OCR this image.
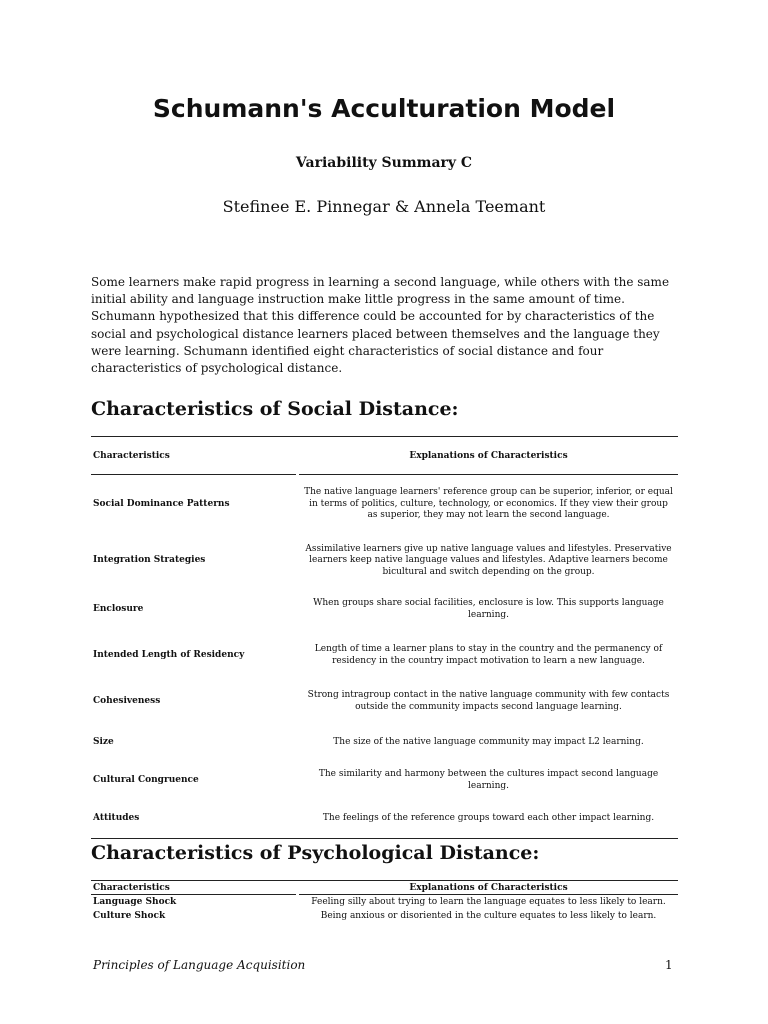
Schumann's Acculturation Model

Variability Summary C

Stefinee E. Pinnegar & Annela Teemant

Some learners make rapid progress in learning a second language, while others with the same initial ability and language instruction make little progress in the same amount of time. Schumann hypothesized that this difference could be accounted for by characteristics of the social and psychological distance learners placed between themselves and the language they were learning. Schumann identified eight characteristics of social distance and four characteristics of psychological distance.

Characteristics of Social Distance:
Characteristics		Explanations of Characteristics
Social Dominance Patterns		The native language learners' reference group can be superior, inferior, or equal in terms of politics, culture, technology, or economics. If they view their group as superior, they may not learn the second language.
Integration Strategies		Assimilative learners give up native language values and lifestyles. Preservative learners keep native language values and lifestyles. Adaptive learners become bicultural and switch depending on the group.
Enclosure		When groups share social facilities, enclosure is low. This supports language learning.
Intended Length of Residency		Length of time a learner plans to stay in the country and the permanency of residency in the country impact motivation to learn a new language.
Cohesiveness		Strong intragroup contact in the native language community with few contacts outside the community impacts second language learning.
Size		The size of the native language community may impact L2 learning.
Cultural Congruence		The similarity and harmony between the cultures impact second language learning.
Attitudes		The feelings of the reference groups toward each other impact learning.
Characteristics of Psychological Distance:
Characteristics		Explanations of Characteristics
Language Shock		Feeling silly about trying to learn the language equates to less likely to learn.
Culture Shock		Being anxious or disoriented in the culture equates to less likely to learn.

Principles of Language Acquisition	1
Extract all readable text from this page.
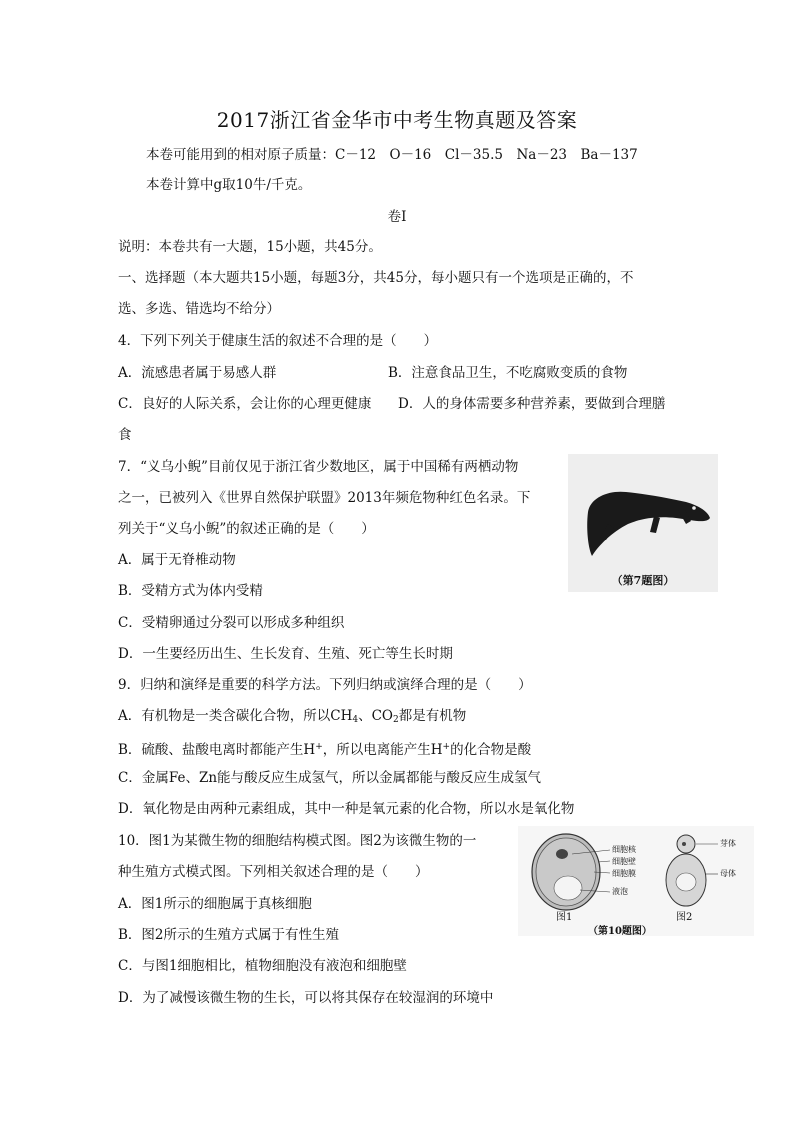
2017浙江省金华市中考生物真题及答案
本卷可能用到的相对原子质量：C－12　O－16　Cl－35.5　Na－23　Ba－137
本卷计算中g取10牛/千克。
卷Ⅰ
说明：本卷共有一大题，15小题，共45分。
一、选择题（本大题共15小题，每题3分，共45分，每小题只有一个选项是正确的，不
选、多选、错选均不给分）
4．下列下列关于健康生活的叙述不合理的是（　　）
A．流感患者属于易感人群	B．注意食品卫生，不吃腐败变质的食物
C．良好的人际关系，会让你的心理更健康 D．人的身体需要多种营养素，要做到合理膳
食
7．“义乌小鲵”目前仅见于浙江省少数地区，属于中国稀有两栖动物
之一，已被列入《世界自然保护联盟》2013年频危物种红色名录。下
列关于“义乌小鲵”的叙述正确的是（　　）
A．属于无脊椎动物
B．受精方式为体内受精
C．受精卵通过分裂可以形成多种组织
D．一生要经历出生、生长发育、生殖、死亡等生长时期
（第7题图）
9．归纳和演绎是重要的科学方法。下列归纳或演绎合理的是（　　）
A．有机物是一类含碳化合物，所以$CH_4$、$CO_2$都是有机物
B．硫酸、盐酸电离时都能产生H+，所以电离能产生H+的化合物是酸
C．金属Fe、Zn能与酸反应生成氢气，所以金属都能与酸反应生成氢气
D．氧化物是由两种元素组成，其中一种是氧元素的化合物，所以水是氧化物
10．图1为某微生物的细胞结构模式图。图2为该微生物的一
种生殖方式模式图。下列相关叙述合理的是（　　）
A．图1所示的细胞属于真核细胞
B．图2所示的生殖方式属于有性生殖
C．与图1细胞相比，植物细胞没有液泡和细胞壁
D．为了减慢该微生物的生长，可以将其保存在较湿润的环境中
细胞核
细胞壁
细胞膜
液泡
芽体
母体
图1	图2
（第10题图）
──────────
Set exercise =
Reproduce all of the material above word for word. Omit the pictures.

The solution =
OCR this image.
Schumann's Acculturation Model

Variability Summary C

Stefinee E. Pinnegar & Annela Teemant

Some learners make rapid progress in learning a second language, while others with the same initial ability and language instruction make little progress in the same amount of time. Schumann hypothesized that this difference could be accounted for by characteristics of the social and psychological distance learners placed between themselves and the language they were learning. Schumann identified eight characteristics of social distance and four characteristics of psychological distance.

Characteristics of Social Distance:
Characteristics		Explanations of Characteristics
Social Dominance Patterns		The native language learners' reference group can be superior, inferior, or equal in terms of politics, culture, technology, or economics. If they view their group as superior, they may not learn the second language.
Integration Strategies		Assimilative learners give up native language values and lifestyles. Preservative learners keep native language values and lifestyles. Adaptive learners become bicultural and switch depending on the group.
Enclosure		When groups share social facilities, enclosure is low. This supports language learning.
Intended Length of Residency		Length of time a learner plans to stay in the country and the permanency of residency in the country impact motivation to learn a new language.
Cohesiveness		Strong intragroup contact in the native language community with few contacts outside the community impacts second language learning.
Size		The size of the native language community may impact L2 learning.
Cultural Congruence		The similarity and harmony between the cultures impact second language learning.
Attitudes		The feelings of the reference groups toward each other impact learning.
Characteristics of Psychological Distance:
Characteristics		Explanations of Characteristics
Language Shock		Feeling silly about trying to learn the language equates to less likely to learn.
Culture Shock		Being anxious or disoriented in the culture equates to less likely to learn.

Principles of Language Acquisition	1
Extract all readable text from this page.
2017浙江省金华市中考生物真题及答案
本卷可能用到的相对原子质量：C－12　O－16　Cl－35.5　Na－23　Ba－137
本卷计算中g取10牛/千克。
卷Ⅰ
说明：本卷共有一大题，15小题，共45分。
一、选择题（本大题共15小题，每题3分，共45分，每小题只有一个选项是正确的，不
选、多选、错选均不给分）
4．下列下列关于健康生活的叙述不合理的是（　　）
A．流感患者属于易感人群	B．注意食品卫生，不吃腐败变质的食物
C．良好的人际关系，会让你的心理更健康 D．人的身体需要多种营养素，要做到合理膳
食
7．“义乌小鲵”目前仅见于浙江省少数地区，属于中国稀有两栖动物
之一，已被列入《世界自然保护联盟》2013年频危物种红色名录。下
列关于“义乌小鲵”的叙述正确的是（　　）
A．属于无脊椎动物
B．受精方式为体内受精
C．受精卵通过分裂可以形成多种组织
D．一生要经历出生、生长发育、生殖、死亡等生长时期
（第7题图）
9．归纳和演绎是重要的科学方法。下列归纳或演绎合理的是（　　）
A．有机物是一类含碳化合物，所以$CH_4$、$CO_2$都是有机物
B．硫酸、盐酸电离时都能产生H+，所以电离能产生H+的化合物是酸
C．金属Fe、Zn能与酸反应生成氢气，所以金属都能与酸反应生成氢气
D．氧化物是由两种元素组成，其中一种是氧元素的化合物，所以水是氧化物
10．图1为某微生物的细胞结构模式图。图2为该微生物的一
种生殖方式模式图。下列相关叙述合理的是（　　）
A．图1所示的细胞属于真核细胞
B．图2所示的生殖方式属于有性生殖
C．与图1细胞相比，植物细胞没有液泡和细胞壁
D．为了减慢该微生物的生长，可以将其保存在较湿润的环境中
细胞核
细胞壁
细胞膜
液泡
芽体
母体
图1	图2
（第10题图）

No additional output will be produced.